## SUPPLIED ENTRIES:
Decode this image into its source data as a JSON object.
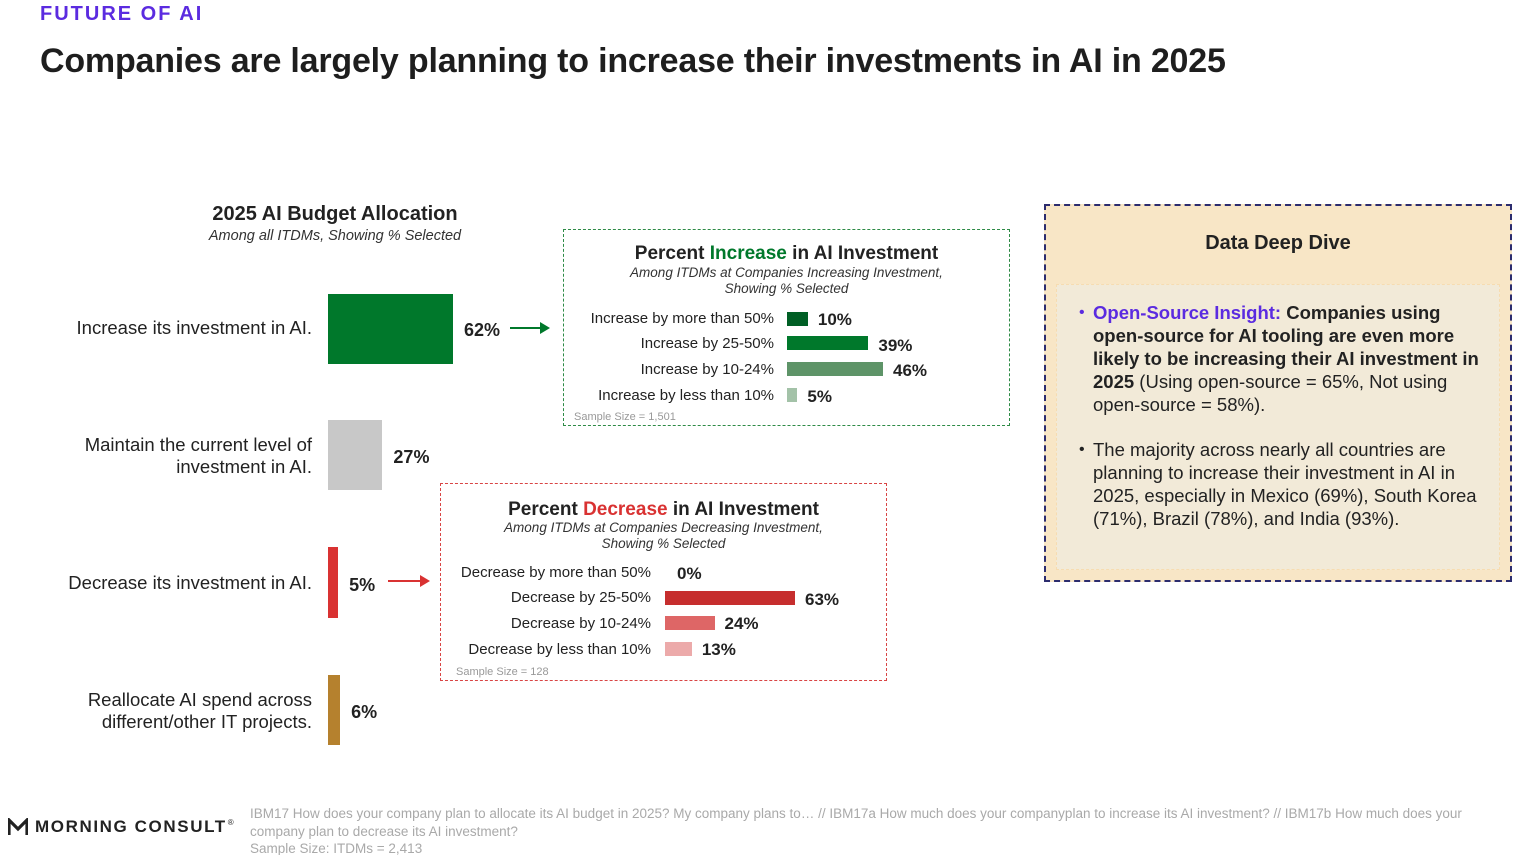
{
  "header": {
    "kicker": "FUTURE OF AI",
    "headline": "Companies are largely planning to increase their investments in AI in 2025"
  },
  "colors": {
    "kicker": "#5b2be0",
    "increase": "#00782b",
    "maintain": "#c8c8c8",
    "decrease": "#d93232",
    "reallocate": "#b5812e"
  },
  "chart_data": [
    {
      "type": "bar",
      "orientation": "horizontal",
      "title": "2025 AI Budget Allocation",
      "subtitle": "Among all ITDMs, Showing % Selected",
      "categories": [
        "Increase its investment in AI.",
        "Maintain the current level of investment in AI.",
        "Decrease its investment in AI.",
        "Reallocate AI spend across different/other IT projects."
      ],
      "category_lines": [
        [
          "Increase its investment in AI."
        ],
        [
          "Maintain the current level of",
          "investment in AI."
        ],
        [
          "Decrease its investment in AI."
        ],
        [
          "Reallocate AI spend across",
          "different/other IT projects."
        ]
      ],
      "values": [
        62,
        27,
        5,
        6
      ],
      "value_labels": [
        "62%",
        "27%",
        "5%",
        "6%"
      ],
      "colors": [
        "#00782b",
        "#c8c8c8",
        "#d93232",
        "#b5812e"
      ],
      "xlim": [
        0,
        62
      ]
    },
    {
      "type": "bar",
      "orientation": "horizontal",
      "title_parts": [
        "Percent ",
        "Increase",
        " in AI Investment"
      ],
      "subtitle_lines": [
        "Among ITDMs at Companies Increasing Investment,",
        "Showing % Selected"
      ],
      "categories": [
        "Increase by more than 50%",
        "Increase by 25-50%",
        "Increase by 10-24%",
        "Increase by less than 10%"
      ],
      "values": [
        10,
        39,
        46,
        5
      ],
      "value_labels": [
        "10%",
        "39%",
        "46%",
        "5%"
      ],
      "colors": [
        "#005f25",
        "#00782b",
        "#5e9468",
        "#a3c2a8"
      ],
      "sample": "Sample Size = 1,501",
      "xlim": [
        0,
        46
      ]
    },
    {
      "type": "bar",
      "orientation": "horizontal",
      "title_parts": [
        "Percent ",
        "Decrease",
        " in AI Investment"
      ],
      "subtitle_lines": [
        "Among ITDMs at Companies Decreasing Investment,",
        "Showing % Selected"
      ],
      "categories": [
        "Decrease by more than 50%",
        "Decrease by 25-50%",
        "Decrease by 10-24%",
        "Decrease by less than 10%"
      ],
      "values": [
        0,
        63,
        24,
        13
      ],
      "value_labels": [
        "0%",
        "63%",
        "24%",
        "13%"
      ],
      "colors": [
        "#b02020",
        "#c62e2e",
        "#de6666",
        "#ecaaaa"
      ],
      "sample": "Sample Size = 128",
      "xlim": [
        0,
        63
      ]
    }
  ],
  "deep_dive": {
    "title": "Data Deep Dive",
    "bullet1": {
      "lead": "Open-Source Insight:",
      "bold": " Companies using open-source for AI tooling are even more likely to be increasing their AI investment in 2025",
      "rest": " (Using open-source = 65%, Not using open-source = 58%)."
    },
    "bullet2": "The majority across nearly all countries are planning to increase their investment in AI in 2025, especially in Mexico (69%), South Korea (71%), Brazil (78%), and India (93%)."
  },
  "footer": {
    "logo_text": "MORNING CONSULT",
    "logo_mark": "®",
    "note_lines": [
      "IBM17 How does your company plan to allocate its AI budget in 2025? My company plans to… // IBM17a How much does your companyplan to increase its AI investment? // IBM17b How much does your",
      "company plan to decrease its AI investment?",
      "Sample Size: ITDMs = 2,413"
    ]
  }
}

## WRITTEN REQUEST:
Without the pictures, extract every entry verbatim.

## ANSWER TO THE TASK:
Decode this image into its source data as a JSON object.
{
  "header": {
    "kicker": "FUTURE OF AI",
    "headline": "Companies are largely planning to increase their investments in AI in 2025"
  },
  "colors": {
    "kicker": "#5b2be0",
    "increase": "#00782b",
    "maintain": "#c8c8c8",
    "decrease": "#d93232",
    "reallocate": "#b5812e"
  },
  "chart_data": [
    {
      "type": "bar",
      "orientation": "horizontal",
      "title": "2025 AI Budget Allocation",
      "subtitle": "Among all ITDMs, Showing % Selected",
      "categories": [
        "Increase its investment in AI.",
        "Maintain the current level of investment in AI.",
        "Decrease its investment in AI.",
        "Reallocate AI spend across different/other IT projects."
      ],
      "category_lines": [
        [
          "Increase its investment in AI."
        ],
        [
          "Maintain the current level of",
          "investment in AI."
        ],
        [
          "Decrease its investment in AI."
        ],
        [
          "Reallocate AI spend across",
          "different/other IT projects."
        ]
      ],
      "values": [
        62,
        27,
        5,
        6
      ],
      "value_labels": [
        "62%",
        "27%",
        "5%",
        "6%"
      ],
      "colors": [
        "#00782b",
        "#c8c8c8",
        "#d93232",
        "#b5812e"
      ],
      "xlim": [
        0,
        62
      ]
    },
    {
      "type": "bar",
      "orientation": "horizontal",
      "title_parts": [
        "Percent ",
        "Increase",
        " in AI Investment"
      ],
      "subtitle_lines": [
        "Among ITDMs at Companies Increasing Investment,",
        "Showing % Selected"
      ],
      "categories": [
        "Increase by more than 50%",
        "Increase by 25-50%",
        "Increase by 10-24%",
        "Increase by less than 10%"
      ],
      "values": [
        10,
        39,
        46,
        5
      ],
      "value_labels": [
        "10%",
        "39%",
        "46%",
        "5%"
      ],
      "colors": [
        "#005f25",
        "#00782b",
        "#5e9468",
        "#a3c2a8"
      ],
      "sample": "Sample Size = 1,501",
      "xlim": [
        0,
        46
      ]
    },
    {
      "type": "bar",
      "orientation": "horizontal",
      "title_parts": [
        "Percent ",
        "Decrease",
        " in AI Investment"
      ],
      "subtitle_lines": [
        "Among ITDMs at Companies Decreasing Investment,",
        "Showing % Selected"
      ],
      "categories": [
        "Decrease by more than 50%",
        "Decrease by 25-50%",
        "Decrease by 10-24%",
        "Decrease by less than 10%"
      ],
      "values": [
        0,
        63,
        24,
        13
      ],
      "value_labels": [
        "0%",
        "63%",
        "24%",
        "13%"
      ],
      "colors": [
        "#b02020",
        "#c62e2e",
        "#de6666",
        "#ecaaaa"
      ],
      "sample": "Sample Size = 128",
      "xlim": [
        0,
        63
      ]
    }
  ],
  "deep_dive": {
    "title": "Data Deep Dive",
    "bullet1": {
      "lead": "Open-Source Insight:",
      "bold": " Companies using open-source for AI tooling are even more likely to be increasing their AI investment in 2025",
      "rest": " (Using open-source = 65%, Not using open-source = 58%)."
    },
    "bullet2": "The majority across nearly all countries are planning to increase their investment in AI in 2025, especially in Mexico (69%), South Korea (71%), Brazil (78%), and India (93%)."
  },
  "footer": {
    "logo_text": "MORNING CONSULT",
    "logo_mark": "®",
    "note_lines": [
      "IBM17 How does your company plan to allocate its AI budget in 2025? My company plans to… // IBM17a How much does your companyplan to increase its AI investment? // IBM17b How much does your",
      "company plan to decrease its AI investment?",
      "Sample Size: ITDMs = 2,413"
    ]
  }
}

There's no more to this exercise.